EXERCISE:
Across the listing below, count the lines that mention the string "Regentage". Reply with the figure only.

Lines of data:
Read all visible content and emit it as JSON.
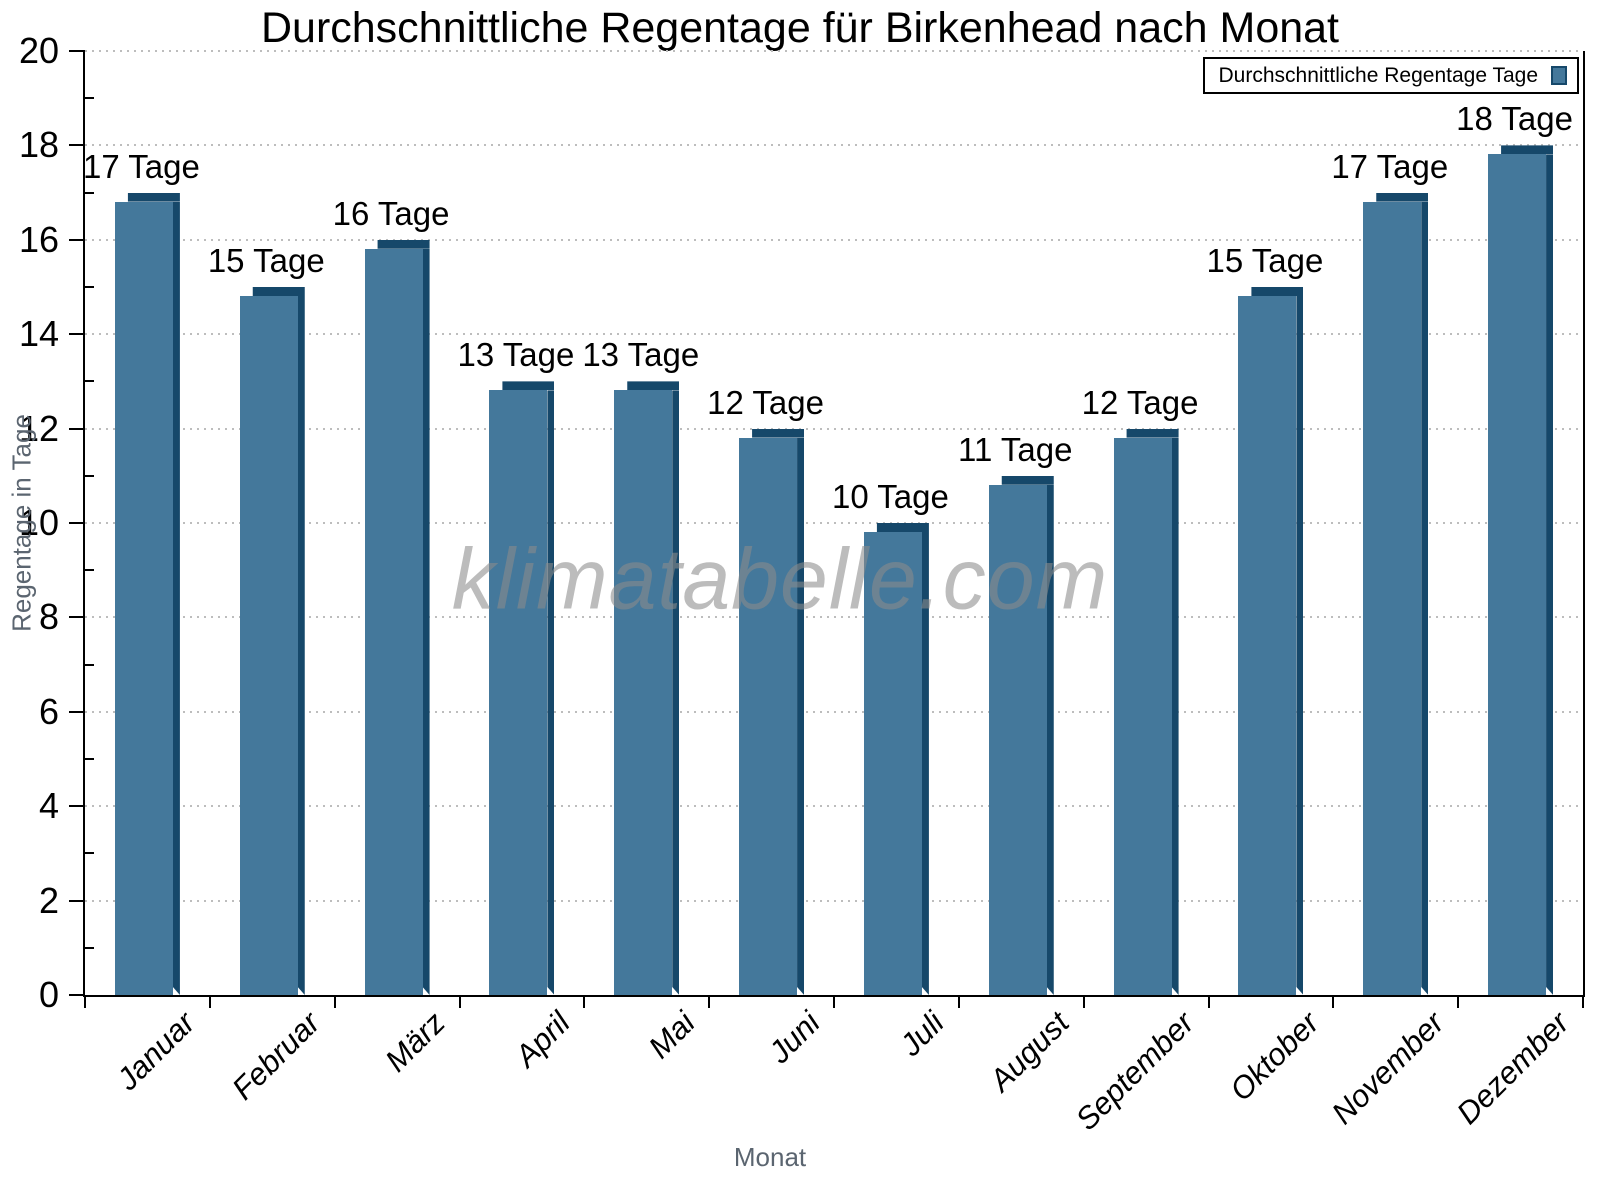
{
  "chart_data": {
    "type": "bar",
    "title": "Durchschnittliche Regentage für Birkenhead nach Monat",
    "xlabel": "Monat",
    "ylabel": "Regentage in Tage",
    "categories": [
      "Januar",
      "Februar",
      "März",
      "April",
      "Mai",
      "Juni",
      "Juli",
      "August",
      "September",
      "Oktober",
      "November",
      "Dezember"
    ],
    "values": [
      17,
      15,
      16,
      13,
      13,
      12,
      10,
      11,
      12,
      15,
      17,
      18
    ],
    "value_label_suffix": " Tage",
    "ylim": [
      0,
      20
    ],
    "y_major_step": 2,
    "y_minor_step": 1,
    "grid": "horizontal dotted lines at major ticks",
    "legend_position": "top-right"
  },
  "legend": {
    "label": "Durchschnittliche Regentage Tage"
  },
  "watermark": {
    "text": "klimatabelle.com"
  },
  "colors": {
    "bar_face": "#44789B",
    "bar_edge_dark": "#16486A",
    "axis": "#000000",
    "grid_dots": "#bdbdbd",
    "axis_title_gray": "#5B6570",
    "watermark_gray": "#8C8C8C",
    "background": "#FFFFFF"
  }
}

* * *

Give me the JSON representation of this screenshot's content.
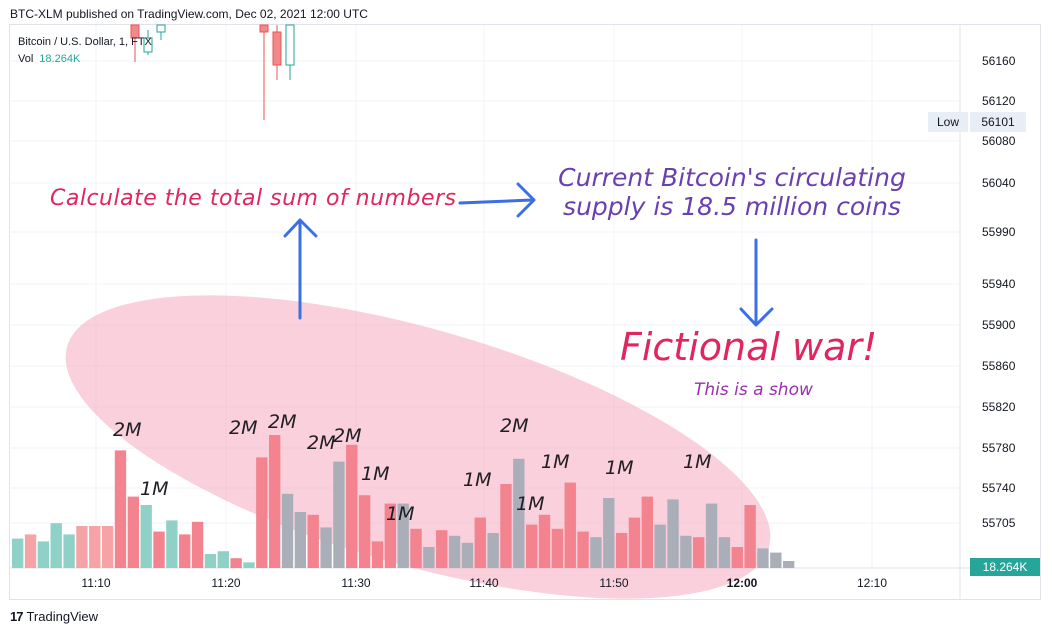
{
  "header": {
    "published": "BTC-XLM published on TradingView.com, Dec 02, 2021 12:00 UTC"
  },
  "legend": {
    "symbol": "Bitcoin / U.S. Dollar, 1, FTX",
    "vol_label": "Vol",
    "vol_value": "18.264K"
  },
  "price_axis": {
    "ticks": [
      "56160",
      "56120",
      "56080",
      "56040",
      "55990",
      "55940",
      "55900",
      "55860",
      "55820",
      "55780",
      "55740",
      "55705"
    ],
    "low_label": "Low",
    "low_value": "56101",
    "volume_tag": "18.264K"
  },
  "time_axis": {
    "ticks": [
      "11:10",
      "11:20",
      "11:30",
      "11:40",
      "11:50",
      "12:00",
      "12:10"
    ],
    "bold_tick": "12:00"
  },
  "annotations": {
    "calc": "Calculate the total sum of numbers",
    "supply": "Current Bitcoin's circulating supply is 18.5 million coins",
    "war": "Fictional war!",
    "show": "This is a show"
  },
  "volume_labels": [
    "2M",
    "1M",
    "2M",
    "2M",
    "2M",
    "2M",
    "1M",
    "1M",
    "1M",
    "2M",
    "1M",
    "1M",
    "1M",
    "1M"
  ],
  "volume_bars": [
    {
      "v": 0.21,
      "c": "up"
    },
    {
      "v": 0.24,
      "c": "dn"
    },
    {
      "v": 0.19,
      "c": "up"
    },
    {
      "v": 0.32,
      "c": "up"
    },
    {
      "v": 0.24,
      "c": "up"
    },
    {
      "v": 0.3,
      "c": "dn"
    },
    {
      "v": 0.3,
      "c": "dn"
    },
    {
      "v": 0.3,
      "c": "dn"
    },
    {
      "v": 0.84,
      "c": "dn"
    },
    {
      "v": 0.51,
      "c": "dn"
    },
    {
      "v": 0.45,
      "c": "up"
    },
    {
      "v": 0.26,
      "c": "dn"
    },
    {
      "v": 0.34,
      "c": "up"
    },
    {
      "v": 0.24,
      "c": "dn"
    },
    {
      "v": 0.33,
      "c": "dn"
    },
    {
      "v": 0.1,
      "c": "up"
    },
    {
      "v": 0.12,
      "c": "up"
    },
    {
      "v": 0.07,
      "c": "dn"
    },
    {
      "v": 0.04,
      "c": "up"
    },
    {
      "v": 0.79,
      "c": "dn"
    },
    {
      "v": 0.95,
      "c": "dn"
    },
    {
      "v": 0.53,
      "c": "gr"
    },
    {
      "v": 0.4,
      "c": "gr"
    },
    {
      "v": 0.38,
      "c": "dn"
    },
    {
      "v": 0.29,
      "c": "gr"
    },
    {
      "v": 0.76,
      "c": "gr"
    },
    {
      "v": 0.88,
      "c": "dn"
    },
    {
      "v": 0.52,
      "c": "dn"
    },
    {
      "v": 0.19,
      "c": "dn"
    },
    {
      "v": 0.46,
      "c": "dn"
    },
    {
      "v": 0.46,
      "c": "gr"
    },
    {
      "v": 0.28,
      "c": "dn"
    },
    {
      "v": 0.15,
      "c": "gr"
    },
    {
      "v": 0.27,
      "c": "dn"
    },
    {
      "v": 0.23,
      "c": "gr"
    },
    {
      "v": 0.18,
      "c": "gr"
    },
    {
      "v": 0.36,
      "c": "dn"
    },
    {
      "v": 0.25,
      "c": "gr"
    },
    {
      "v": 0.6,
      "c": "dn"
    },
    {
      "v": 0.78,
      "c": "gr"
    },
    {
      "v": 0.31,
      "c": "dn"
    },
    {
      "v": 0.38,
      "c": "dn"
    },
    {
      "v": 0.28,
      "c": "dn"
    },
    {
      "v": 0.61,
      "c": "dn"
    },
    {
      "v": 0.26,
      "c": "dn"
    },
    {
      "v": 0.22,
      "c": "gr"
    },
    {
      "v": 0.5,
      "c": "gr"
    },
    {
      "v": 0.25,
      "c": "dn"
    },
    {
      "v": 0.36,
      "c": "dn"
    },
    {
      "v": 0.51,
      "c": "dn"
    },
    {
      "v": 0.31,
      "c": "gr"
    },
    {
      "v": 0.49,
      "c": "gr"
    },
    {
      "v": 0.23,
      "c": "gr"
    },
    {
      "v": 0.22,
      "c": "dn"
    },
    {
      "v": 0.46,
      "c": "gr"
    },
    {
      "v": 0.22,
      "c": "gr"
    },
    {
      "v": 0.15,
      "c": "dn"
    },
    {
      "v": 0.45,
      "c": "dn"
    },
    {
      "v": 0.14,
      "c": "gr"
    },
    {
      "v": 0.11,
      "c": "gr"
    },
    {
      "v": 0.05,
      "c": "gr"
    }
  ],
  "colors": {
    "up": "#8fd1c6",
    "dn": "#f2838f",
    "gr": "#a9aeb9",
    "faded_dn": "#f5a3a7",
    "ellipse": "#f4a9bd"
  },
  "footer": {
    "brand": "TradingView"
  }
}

SOLVED EXERCISE:
3